• **EXERCISE**
Every entry that follows should be repeated exactly; drop the images.

Collected data entries

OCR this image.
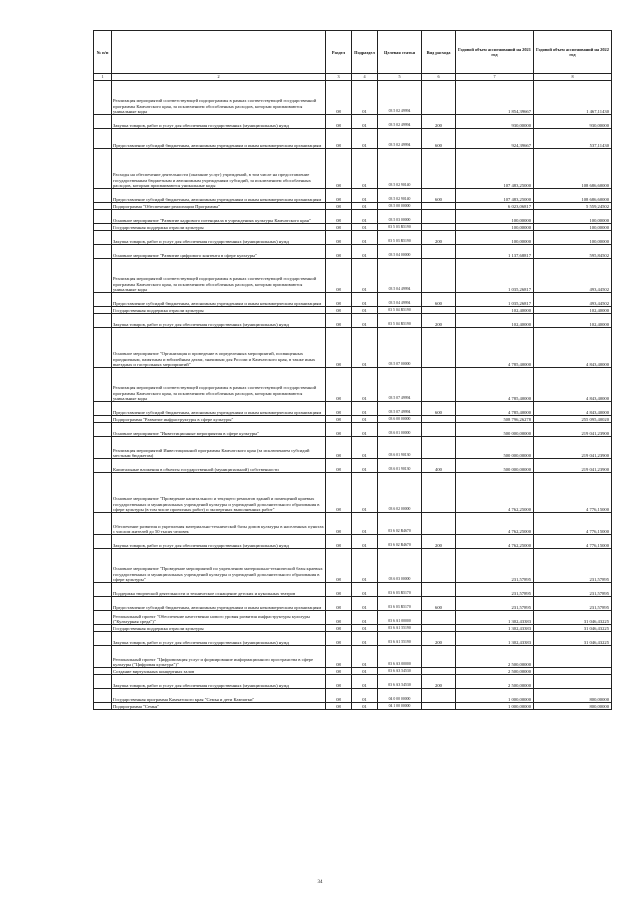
№ п/п		Раздел	Подраздел	Целевая статья	Вид расхода	Годовой объем ассигнований на 2021 год	Годовой объем ассигнований на 2022 год
1	2	3	4	5	6	7	8
	Реализация мероприятий соответствующей подпрограммы в рамках соответствующей государственной программы Камчатского края, за исключением обособленных расходов, которым присваиваются уникальные коды	08	01	03 5 02 49994		1 854,39667	1 467,11430
	Закупка товаров, работ и услуг для обеспечения государственных (муниципальных) нужд	08	01	03 5 02 49994	200	930,00000	930,00000
	Предоставление субсидий бюджетным, автономным учреждениям и иным некоммерческим организациям	08	01	03 5 02 49994	600	924,39667	537,11430
	Расходы на обеспечение деятельности (оказание услуг) учреждений, в том числе на предоставление государственным бюджетным и автономным учреждениям субсидий, за исключением обособленных расходов, которым присваиваются уникальные коды	08	01	03 5 02 90140		107 483,25000	108 686,60000
	Предоставление субсидий бюджетным, автономным учреждениям и иным некоммерческим организациям	08	01	03 5 02 90140	600	107 483,25000	108 686,60000
	Подпрограмма "Обеспечение реализации Программы"	08	01	03 5 00 00000		6 023,06817	5 559,24502
	Основное мероприятие "Развитие кадрового потенциала в учреждениях культуры Камчатского края"	08	01	03 5 03 00000		100,00000	100,00000
	Государственная поддержка отрасли культуры	08	01	03 5 03 R5190		100,00000	100,00000
	Закупка товаров, работ и услуг для обеспечения государственных (муниципальных) нужд	08	01	03 5 03 R5190	200	100,00000	100,00000
	Основное мероприятие "Развитие цифрового контента в сфере культуры"	08	01	03 5 04 00000		1 137,68817	595,84502
	Реализация мероприятий соответствующей подпрограммы в рамках соответствующей государственной программы Камчатского края, за исключением обособленных расходов, которым присваиваются уникальные коды	08	01	03 5 04 49994		1 035,26817	493,44502
	Предоставление субсидий бюджетным, автономным учреждениям и иным некоммерческим организациям	08	01	03 5 04 49994	600	1 035,26817	493,44502
	Государственная поддержка отрасли культуры	08	01	03 5 04 R5190		102,40000	102,40000
	Закупка товаров, работ и услуг для обеспечения государственных (муниципальных) нужд	08	01	03 5 04 R5190	200	102,40000	102,40000
	Основное мероприятие "Организация и проведение в определенных мероприятий, посвященных праздничным, памятным и юбилейным датам, значимым для России и Камчатского края, в также иных выездных и гастрольных мероприятий"	08	01	03 5 07 00000		4 785,40000	4 843,40000
	Реализация мероприятий соответствующей подпрограммы в рамках соответствующей государственной программы Камчатского края, за исключением обособленных расходов, которым присваиваются уникальные коды	08	01	03 5 07 49994		4 785,40000	4 843,40000
	Предоставление субсидий бюджетным, автономным учреждениям и иным некоммерческим организациям	08	01	03 5 07 49994	600	4 785,40000	4 843,40000
	Подпрограмма "Развитие инфраструктуры в сфере культуры"	08	01	03 6 00 00000		508 796,26278	255 095,40020
	Основное мероприятие "Инвестиционные мероприятия в сфере культуры"	08	01	03 6 01 00000		500 000,00000	219 041,23900
	Реализация мероприятий Инвестиционной программы Камчатского края (за исключением субсидий местным бюджетам)	08	01	03 6 01 90130		500 000,00000	219 041,23900
	Капитальные вложения в объекты государственной (муниципальной) собственности	08	01	03 6 01 90130	400	500 000,00000	219 041,23900
	Основное мероприятие "Проведение капитального и текущего ремонтов зданий и помещений краевых государственных и муниципальных учреждений культуры и учреждений дополнительного образования в сфере культуры (в том числе проектных работ) и экспертных выполненных работ"	08	01	03 6 02 00000		4 762,25000	4 776,15000
	Обеспечение развития и укрепления материально-технической базы домов культуры в населенных пунктах с числом жителей до 50 тысяч человек	08	01	03 6 02 R4670		4 762,25000	4 776,15000
	Закупка товаров, работ и услуг для обеспечения государственных (муниципальных) нужд	08	01	03 6 02 R4670	200	4 762,25000	4 776,15000
	Основное мероприятие "Проведение мероприятий по укреплению материально-технической базы краевых государственных и муниципальных учреждений культуры и учреждений дополнительного образования в сфере культуры"	08	01	03 6 03 00000		231,57895	231,57895
	Поддержка творческой деятельности и техническое оснащение детских и кукольных театров	08	01	03 6 03 R5170		231,57895	231,57895
	Предоставление субсидий бюджетным, автономным учреждениям и иным некоммерческим организациям	08	01	03 6 03 R5170	600	231,57895	231,57895
	Региональный проект "Обеспечение качественно нового уровня развития инфраструктуры культуры ("Культурная среда")"	08	01	03 6 A1 00000		1 302,43383	31 046,43225
	Государственная поддержка отрасли культуры	08	01	03 6 A1 55190		1 302,43383	31 046,43225
	Закупка товаров, работ и услуг для обеспечения государственных (муниципальных) нужд	08	01	03 6 A1 55190	200	1 302,43383	31 046,43225
	Региональный проект "Цифровизация услуг и формирование информационного пространства в сфере культуры ("Цифровая культура")"	08	01	03 6 A3 00000		2 500,00000	
	Создание виртуальных концертных залов	08	01	03 6 A3 54530		2 500,00000	
	Закупка товаров, работ и услуг для обеспечения государственных (муниципальных) нужд	08	01	03 6 A3 54530	200	2 500,00000	
	Государственная программа Камчатского края "Семья и дети Камчатки"	08	01	04 0 00 00000		1 000,00000	800,00000
	Подпрограмма "Семья"	08	01	04 1 00 00000		1 000,00000	800,00000
34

• **ANSWER TO THIS EXERCISE**
OCR this image.
№ п/п		Раздел	Подраздел	Целевая статья	Вид расхода	Годовой объем ассигнований на 2021 год	Годовой объем ассигнований на 2022 год
1	2	3	4	5	6	7	8
	Реализация мероприятий соответствующей подпрограммы в рамках соответствующей государственной программы Камчатского края, за исключением обособленных расходов, которым присваиваются уникальные коды	08	01	03 5 02 49994		1 854,39667	1 467,11430
	Закупка товаров, работ и услуг для обеспечения государственных (муниципальных) нужд	08	01	03 5 02 49994	200	930,00000	930,00000
	Предоставление субсидий бюджетным, автономным учреждениям и иным некоммерческим организациям	08	01	03 5 02 49994	600	924,39667	537,11430
	Расходы на обеспечение деятельности (оказание услуг) учреждений, в том числе на предоставление государственным бюджетным и автономным учреждениям субсидий, за исключением обособленных расходов, которым присваиваются уникальные коды	08	01	03 5 02 90140		107 483,25000	108 686,60000
	Предоставление субсидий бюджетным, автономным учреждениям и иным некоммерческим организациям	08	01	03 5 02 90140	600	107 483,25000	108 686,60000
	Подпрограмма "Обеспечение реализации Программы"	08	01	03 5 00 00000		6 023,06817	5 559,24502
	Основное мероприятие "Развитие кадрового потенциала в учреждениях культуры Камчатского края"	08	01	03 5 03 00000		100,00000	100,00000
	Государственная поддержка отрасли культуры	08	01	03 5 03 R5190		100,00000	100,00000
	Закупка товаров, работ и услуг для обеспечения государственных (муниципальных) нужд	08	01	03 5 03 R5190	200	100,00000	100,00000
	Основное мероприятие "Развитие цифрового контента в сфере культуры"	08	01	03 5 04 00000		1 137,68817	595,84502
	Реализация мероприятий соответствующей подпрограммы в рамках соответствующей государственной программы Камчатского края, за исключением обособленных расходов, которым присваиваются уникальные коды	08	01	03 5 04 49994		1 035,26817	493,44502
	Предоставление субсидий бюджетным, автономным учреждениям и иным некоммерческим организациям	08	01	03 5 04 49994	600	1 035,26817	493,44502
	Государственная поддержка отрасли культуры	08	01	03 5 04 R5190		102,40000	102,40000
	Закупка товаров, работ и услуг для обеспечения государственных (муниципальных) нужд	08	01	03 5 04 R5190	200	102,40000	102,40000
	Основное мероприятие "Организация и проведение в определенных мероприятий, посвященных праздничным, памятным и юбилейным датам, значимым для России и Камчатского края, в также иных выездных и гастрольных мероприятий"	08	01	03 5 07 00000		4 785,40000	4 843,40000
	Реализация мероприятий соответствующей подпрограммы в рамках соответствующей государственной программы Камчатского края, за исключением обособленных расходов, которым присваиваются уникальные коды	08	01	03 5 07 49994		4 785,40000	4 843,40000
	Предоставление субсидий бюджетным, автономным учреждениям и иным некоммерческим организациям	08	01	03 5 07 49994	600	4 785,40000	4 843,40000
	Подпрограмма "Развитие инфраструктуры в сфере культуры"	08	01	03 6 00 00000		508 796,26278	255 095,40020
	Основное мероприятие "Инвестиционные мероприятия в сфере культуры"	08	01	03 6 01 00000		500 000,00000	219 041,23900
	Реализация мероприятий Инвестиционной программы Камчатского края (за исключением субсидий местным бюджетам)	08	01	03 6 01 90130		500 000,00000	219 041,23900
	Капитальные вложения в объекты государственной (муниципальной) собственности	08	01	03 6 01 90130	400	500 000,00000	219 041,23900
	Основное мероприятие "Проведение капитального и текущего ремонтов зданий и помещений краевых государственных и муниципальных учреждений культуры и учреждений дополнительного образования в сфере культуры (в том числе проектных работ) и экспертных выполненных работ"	08	01	03 6 02 00000		4 762,25000	4 776,15000
	Обеспечение развития и укрепления материально-технической базы домов культуры в населенных пунктах с числом жителей до 50 тысяч человек	08	01	03 6 02 R4670		4 762,25000	4 776,15000
	Закупка товаров, работ и услуг для обеспечения государственных (муниципальных) нужд	08	01	03 6 02 R4670	200	4 762,25000	4 776,15000
	Основное мероприятие "Проведение мероприятий по укреплению материально-технической базы краевых государственных и муниципальных учреждений культуры и учреждений дополнительного образования в сфере культуры"	08	01	03 6 03 00000		231,57895	231,57895
	Поддержка творческой деятельности и техническое оснащение детских и кукольных театров	08	01	03 6 03 R5170		231,57895	231,57895
	Предоставление субсидий бюджетным, автономным учреждениям и иным некоммерческим организациям	08	01	03 6 03 R5170	600	231,57895	231,57895
	Региональный проект "Обеспечение качественно нового уровня развития инфраструктуры культуры ("Культурная среда")"	08	01	03 6 A1 00000		1 302,43383	31 046,43225
	Государственная поддержка отрасли культуры	08	01	03 6 A1 55190		1 302,43383	31 046,43225
	Закупка товаров, работ и услуг для обеспечения государственных (муниципальных) нужд	08	01	03 6 A1 55190	200	1 302,43383	31 046,43225
	Региональный проект "Цифровизация услуг и формирование информационного пространства в сфере культуры ("Цифровая культура")"	08	01	03 6 A3 00000		2 500,00000	
	Создание виртуальных концертных залов	08	01	03 6 A3 54530		2 500,00000	
	Закупка товаров, работ и услуг для обеспечения государственных (муниципальных) нужд	08	01	03 6 A3 54530	200	2 500,00000	
	Государственная программа Камчатского края "Семья и дети Камчатки"	08	01	04 0 00 00000		1 000,00000	800,00000
	Подпрограмма "Семья"	08	01	04 1 00 00000		1 000,00000	800,00000
34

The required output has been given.